* Challenge *
Where a line holds the word "video", copy that line.

* Material for this task *
_ _ _

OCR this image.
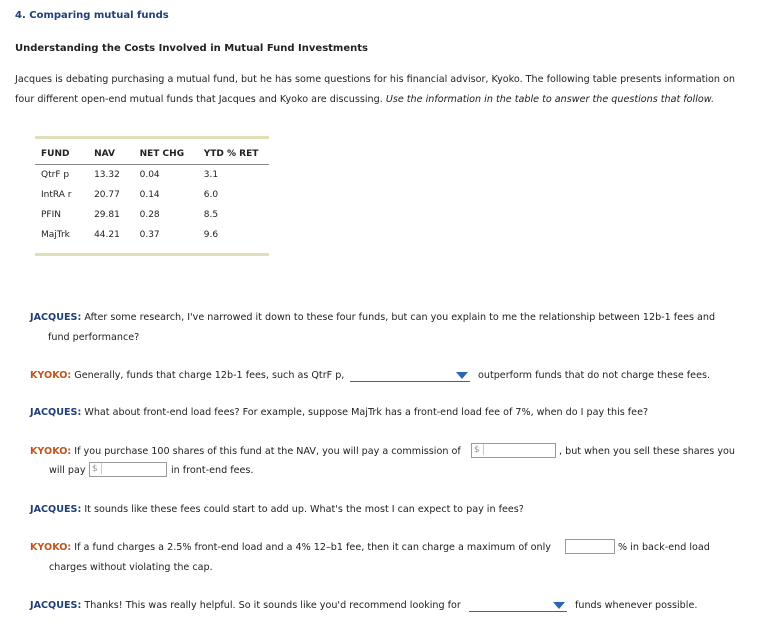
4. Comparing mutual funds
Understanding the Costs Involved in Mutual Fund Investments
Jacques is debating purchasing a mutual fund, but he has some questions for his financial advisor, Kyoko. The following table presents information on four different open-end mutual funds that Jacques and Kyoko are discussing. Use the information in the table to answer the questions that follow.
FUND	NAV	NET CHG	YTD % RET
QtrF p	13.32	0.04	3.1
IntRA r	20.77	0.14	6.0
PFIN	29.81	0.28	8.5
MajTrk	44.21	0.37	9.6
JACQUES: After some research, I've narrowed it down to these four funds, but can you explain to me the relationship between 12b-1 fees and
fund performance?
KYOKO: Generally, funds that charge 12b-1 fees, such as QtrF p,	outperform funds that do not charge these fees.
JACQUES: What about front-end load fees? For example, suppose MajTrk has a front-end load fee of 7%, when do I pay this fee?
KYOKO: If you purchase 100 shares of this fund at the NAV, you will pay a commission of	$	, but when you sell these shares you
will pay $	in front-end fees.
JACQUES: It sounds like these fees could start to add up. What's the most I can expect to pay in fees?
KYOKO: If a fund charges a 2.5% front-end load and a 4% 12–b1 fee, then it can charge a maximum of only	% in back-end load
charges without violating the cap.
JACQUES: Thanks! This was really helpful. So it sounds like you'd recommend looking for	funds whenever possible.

_ _ _

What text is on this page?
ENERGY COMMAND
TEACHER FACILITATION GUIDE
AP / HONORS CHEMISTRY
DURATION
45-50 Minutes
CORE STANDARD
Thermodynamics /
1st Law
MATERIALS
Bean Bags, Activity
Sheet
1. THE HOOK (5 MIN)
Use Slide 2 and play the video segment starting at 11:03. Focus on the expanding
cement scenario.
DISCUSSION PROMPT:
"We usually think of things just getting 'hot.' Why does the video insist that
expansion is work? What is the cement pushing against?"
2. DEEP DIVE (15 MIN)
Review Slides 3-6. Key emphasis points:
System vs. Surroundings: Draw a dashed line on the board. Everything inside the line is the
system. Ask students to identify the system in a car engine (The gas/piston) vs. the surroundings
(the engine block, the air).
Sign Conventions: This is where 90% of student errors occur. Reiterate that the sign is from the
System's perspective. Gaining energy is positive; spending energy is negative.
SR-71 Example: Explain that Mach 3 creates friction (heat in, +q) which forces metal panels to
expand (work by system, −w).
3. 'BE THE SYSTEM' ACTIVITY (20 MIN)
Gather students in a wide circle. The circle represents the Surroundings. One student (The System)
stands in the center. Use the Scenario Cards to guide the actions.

_ _ _

* Task response *
Use Slide 2 and play the video segment starting at 11:03. Focus on the expanding
"We usually think of things just getting 'hot.' Why does the video insist that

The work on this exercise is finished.